**Complete the following**.
1) In the Joseph L. Nellis biography, what did Sinatra tell Nellis the attaché case contained?
2) Write the next part of the Joseph L. Nellis biography, picking up after its final sentence.

**Source extract**.
** BEGIN **

= Joseph L. Nellis =

American attorney (died 2004)

Joseph L. Nellis was a Washington attorney involved in various government investigations into organized crime in America.

==Biography==
===Early life===
Nellis was born in Minsk, Belarus, later moving to Chicago where he grew up, his father ran the Ambassador's Hotel in the city. He attended the University of Wisconsin and Northwestern University Law School, afterwards he worked for the Office of Price Administration where he specialized in black market criminality. During World War 2 he joined the Air Force and performed cryptography work, after the war he joined the U.N. Relief and Rehabilitation Administration where he was involved in war relief efforts in Italy and Greece.

===Kefauver committee===
Nellis began as an assistant counsel for the Kefauver Committee, after organizing the New York hearings he was promoted to associate counsel. He headed the committee's probe into the Cleveland mafia. Along with Senator Estes Kefauver, Rudy Halley, and Dave Shivitz, Nellis visited Governor Thomas E. Dewey to question him about his pardon of Lucky Luciano in 1946 after he declined to testify about it before the committee. Dewey informed them that Luciano was pardoned owing to his help to US intelligence during Operation Underworld.

At Senator Estes Kefauver's request, he interviewed pop singer Frank Sinatra. At 4 AM on 1 March 1951, Nellis met Sinatra in an office at the top of the Rockefeller Center. Kefauver had come into possession of eight photographs of Sinatra with well-known mafia figures. One was of Sinatra with his arm around Lucky Luciano on the balcony of the Hotel Nacional in Cuba, another was of Sinatra seated with Luciano at a night club. He also appeared with the Fischetti brothers in a number of other pictures. Kefauver wanted to determine whether Sinatra should be called to testify before the committee, so he tasked Nellis with setting up an interview. Nellis contacted Sinatra's attorney Sol Gelb, through him the meeting was arranged.

Nellis quizzed Sinatra on his mafia connections. He admitted "knowing" or "seeing", and saying "hello" or "goodbye", to Lucky Luciano, the Fischetti brothers, Al Capone's cousins, Meyer Lansky, Frank Costello, Joe Adonis, Abner Zwillman, Willie Moretti, Gerardo Catena, and Bugsy Siegel. In one photograph Sinatra was seen with an attaché case departing a plane. Sinatra told Nellis that it contained razors and crayons. When Nellis suggested that there was over $100,000 in the case, Sinatra denied it, insisting that he gave no money to Luciano and that he did not know what line of business Luciano was in. He denied having any business dealings with any of the aforementioned men. At the end of the two hour meeting Nellis learnt nothing which would have enabled him to subpoena Sinatra before the official congressional hearings.

** END **

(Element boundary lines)
** BEGIN **

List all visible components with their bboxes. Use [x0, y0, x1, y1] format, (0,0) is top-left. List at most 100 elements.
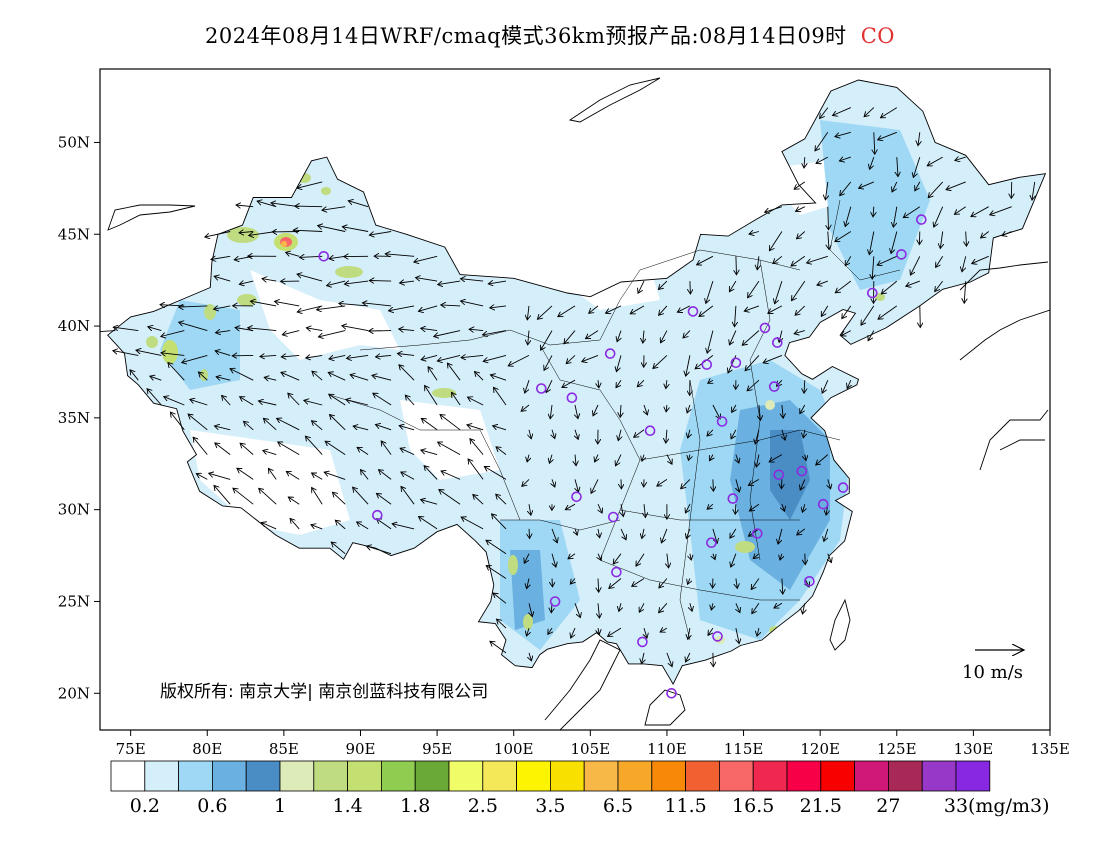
city-marker — [730, 357, 742, 369]
wind-arrow — [749, 503, 760, 511]
wind-arrow — [100, 330, 116, 333]
wind-arrow — [804, 157, 805, 168]
wind-arrow — [188, 414, 208, 431]
wind-arrow — [475, 372, 484, 381]
colorbar-swatch — [414, 760, 450, 792]
wind-arrow — [350, 375, 369, 381]
wind-arrow — [113, 327, 139, 332]
wind-arrow — [713, 553, 715, 560]
wind-arrow — [759, 404, 761, 420]
wind-arrow — [805, 454, 806, 461]
colorbar-unit: (mg/m3) — [968, 795, 1050, 817]
wind-arrow — [416, 278, 438, 282]
wind-arrow — [872, 256, 874, 279]
wind-arrow — [686, 652, 690, 662]
wind-arrow — [820, 107, 829, 119]
wind-arrow — [209, 473, 231, 480]
high-concentration-area — [770, 430, 810, 520]
wind-arrow — [690, 603, 692, 611]
colorbar-label: 27 — [876, 795, 900, 817]
y-tick-label: 25N — [58, 592, 90, 610]
wind-arrow — [666, 429, 667, 443]
wind-arrow — [344, 281, 369, 284]
wind-arrow — [198, 372, 208, 381]
wind-arrow — [312, 421, 323, 431]
wind-arrow — [161, 330, 185, 337]
wind-arrow — [805, 553, 806, 565]
wind-arrow — [659, 578, 668, 588]
wind-arrow — [438, 280, 461, 285]
wind-arrow — [841, 330, 852, 336]
wind-arrow — [260, 355, 277, 356]
wind-arrow — [946, 181, 966, 190]
colorbar-swatch — [550, 760, 585, 792]
wind-arrow — [318, 330, 346, 337]
wind-arrow — [861, 305, 875, 325]
wind-arrow — [803, 429, 805, 438]
colorbar-label: 6.5 — [603, 795, 633, 817]
wind-arrow — [915, 181, 921, 191]
wind-arrow — [263, 418, 277, 431]
wind-arrow — [794, 181, 806, 189]
city-marker — [371, 509, 383, 521]
wind-arrow — [598, 504, 602, 513]
wind-arrow — [527, 305, 529, 320]
wind-arrow — [659, 305, 668, 315]
wind-arrow — [816, 454, 829, 465]
wind-arrow — [643, 330, 644, 344]
wind-arrow — [438, 442, 461, 455]
low-concentration-area — [250, 270, 400, 360]
wind-arrow — [170, 412, 185, 431]
wind-arrow — [275, 301, 300, 307]
wind-arrow — [744, 305, 760, 311]
wind-arrow — [335, 520, 346, 530]
wind-arrow — [804, 380, 805, 393]
hotspot — [508, 555, 518, 575]
wind-arrow — [346, 400, 369, 406]
wind-arrow — [418, 305, 438, 311]
wind-arrow — [179, 322, 208, 332]
wind-arrow — [331, 542, 346, 555]
wind-arrow — [306, 355, 323, 358]
wind-arrow — [372, 375, 392, 381]
species-label: CO — [860, 24, 895, 48]
wind-arrow — [399, 365, 415, 381]
wind-arrow — [845, 256, 852, 265]
hotspot — [401, 555, 419, 565]
wind-arrow — [214, 485, 231, 505]
colorbar-swatch — [448, 760, 484, 792]
wind-arrow — [328, 372, 346, 381]
y-tick-label: 35N — [58, 409, 90, 427]
wind-arrow — [196, 474, 208, 480]
y-tick-label: 20N — [58, 684, 90, 702]
wind-arrow — [840, 181, 852, 196]
wind-arrow — [496, 494, 507, 505]
wind-arrow — [835, 131, 851, 136]
city-marker — [727, 493, 739, 504]
wind-arrow — [661, 330, 668, 343]
wind-arrow — [881, 107, 898, 118]
city-marker — [773, 469, 785, 481]
wind-arrow — [236, 205, 254, 207]
city-marker — [604, 348, 616, 359]
wind-arrow — [264, 377, 277, 380]
wind-arrow — [353, 426, 369, 431]
wind-arrow — [873, 206, 874, 217]
wind-arrow — [439, 490, 461, 505]
wind-arrow — [847, 380, 851, 388]
wind-arrow — [150, 376, 162, 380]
wind-arrow — [966, 231, 967, 247]
x-tick-label: 100E — [494, 740, 534, 758]
wind-arrow — [400, 281, 415, 283]
wind-arrow — [381, 441, 392, 455]
wind-arrow — [216, 331, 231, 333]
wind-arrow — [461, 301, 484, 307]
wind-arrow — [437, 354, 461, 361]
wind-arrow — [686, 355, 691, 376]
x-tick-label: 90E — [345, 740, 375, 758]
wind-arrow — [954, 206, 966, 215]
wind-arrow — [802, 504, 804, 512]
wind-arrow — [376, 355, 392, 357]
wind-arrow — [659, 603, 668, 612]
wind-arrow — [736, 454, 739, 464]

** END **

**Task-by-task answers**.
1) Razors and crayons.

2)
===Post-Kefauver===
In May 1951 he was made consultative counsel to the State Crime Commission, specifically to aid with the continuing inquiry into waterfront racketeering and gambling on Staten Island, a subject area which Nellis had investigated with the Kefauver committee but could not complete his inquiry. In April 1956 Nellis was appointed to Kefauver's presidential campaign committee, serving as special assistant to F. Joseph Donohue, committee chairman. Later Nellis served as Chief Counsel for the House Select Committee on Narcotics Control.

Nellis served as deputy director of Citizens for Humphrey-Muskie. In 1968 Sinatra embarked on a concert tour in support of Democratic Party candidate Hubert Humphrey. Nellis penned a letter to Humphrey telling him "It's true you need support from every segment of the population, but surely you would agree that you don't need support from the underworld, and Frank Sinatra is unquestionably connected with the underworld". Humphrey told Nellis that he would be careful with Sinatra, but that he could not distance himself from the singer because he was too powerful in Hollywood and the money he raised was too great. He was also general counsel for the Eleanor Roosevelt Foundation.

In 1973 he partnered with journalist Hank Messick to publish the book The Private Lives of Public Enemies. He died aged 87 from congestive heart failure at his home in Washington, DC on 10 July 2004.

==Authored works==
===Books===
- (with Hank Messick) "The Private Lives of Public Enemies" (1973)

===Papers===
- "Legal Aspects of the Kefauver Investigation" (1951)
- "The Insanity Defense: A Crazyguilt Inheritance" (1983)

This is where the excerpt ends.